**PROVIDED RECORDS**
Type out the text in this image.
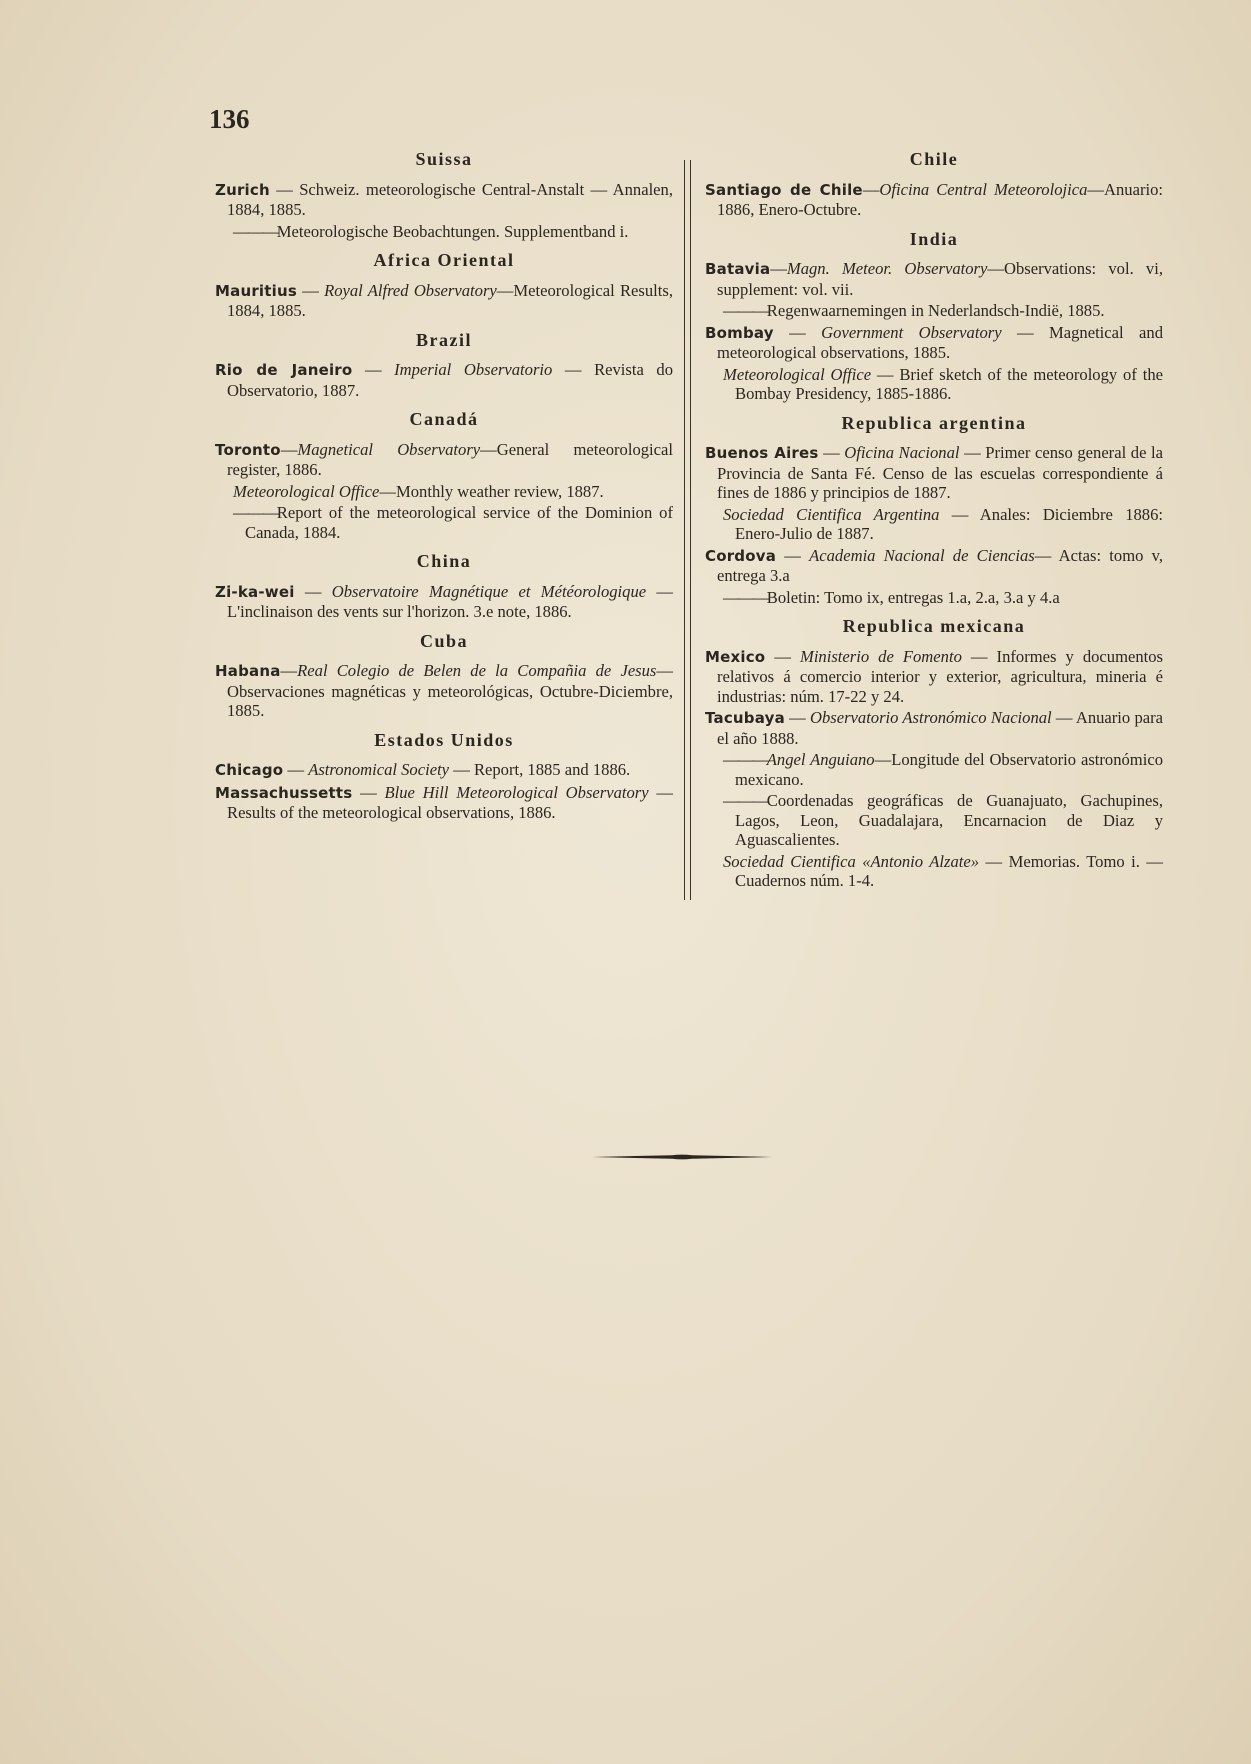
136
Suissa
Zurich — Schweiz. meteorologische Central-Anstalt — Annalen, 1884, 1885.
———Meteorologische Beobachtungen. Supplementband i.
Africa Oriental
Mauritius — Royal Alfred Observatory—Meteorological Results, 1884, 1885.
Brazil
Rio de Janeiro — Imperial Observatorio — Revista do Observatorio, 1887.
Canadá
Toronto—Magnetical Observatory—General meteorological register, 1886.
Meteorological Office—Monthly weather review, 1887.
———Report of the meteorological service of the Dominion of Canada, 1884.
China
Zi-ka-wei — Observatoire Magnétique et Météorologique — L'inclinaison des vents sur l'horizon. 3.e note, 1886.
Cuba
Habana—Real Colegio de Belen de la Compañia de Jesus— Observaciones magnéticas y meteorológicas, Octubre-Diciembre, 1885.
Estados Unidos
Chicago — Astronomical Society — Report, 1885 and 1886.
Massachussetts — Blue Hill Meteorological Observatory — Results of the meteorological observations, 1886.
Chile
Santiago de Chile—Oficina Central Meteorolojica—Anuario: 1886, Enero-Octubre.
India
Batavia—Magn. Meteor. Observatory—Observations: vol. vi, supplement: vol. vii.
———Regenwaarnemingen in Nederlandsch-Indië, 1885.
Bombay — Government Observatory — Magnetical and meteorological observations, 1885.
Meteorological Office — Brief sketch of the meteorology of the Bombay Presidency, 1885-1886.
Republica argentina
Buenos Aires — Oficina Nacional — Primer censo general de la Provincia de Santa Fé. Censo de las escuelas correspondiente á fines de 1886 y principios de 1887.
Sociedad Cientifica Argentina — Anales: Diciembre 1886: Enero-Julio de 1887.
Cordova — Academia Nacional de Ciencias— Actas: tomo v, entrega 3.a
———Boletin: Tomo ix, entregas 1.a, 2.a, 3.a y 4.a
Republica mexicana
Mexico — Ministerio de Fomento — Informes y documentos relativos á comercio interior y exterior, agricultura, mineria é industrias: núm. 17-22 y 24.
Tacubaya — Observatorio Astronómico Nacional — Anuario para el año 1888.
———Angel Anguiano—Longitude del Observatorio astronómico mexicano.
———Coordenadas geográficas de Guanajuato, Gachupines, Lagos, Leon, Guadalajara, Encarnacion de Diaz y Aguascalientes.
Sociedad Cientifica «Antonio Alzate» — Memorias. Tomo i. — Cuadernos núm. 1-4.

**WRITTEN REQUEST**
Determine how many lines of the material include the string "Republica". Output only that count.

**ANSWER TO THE EXERCISE**
2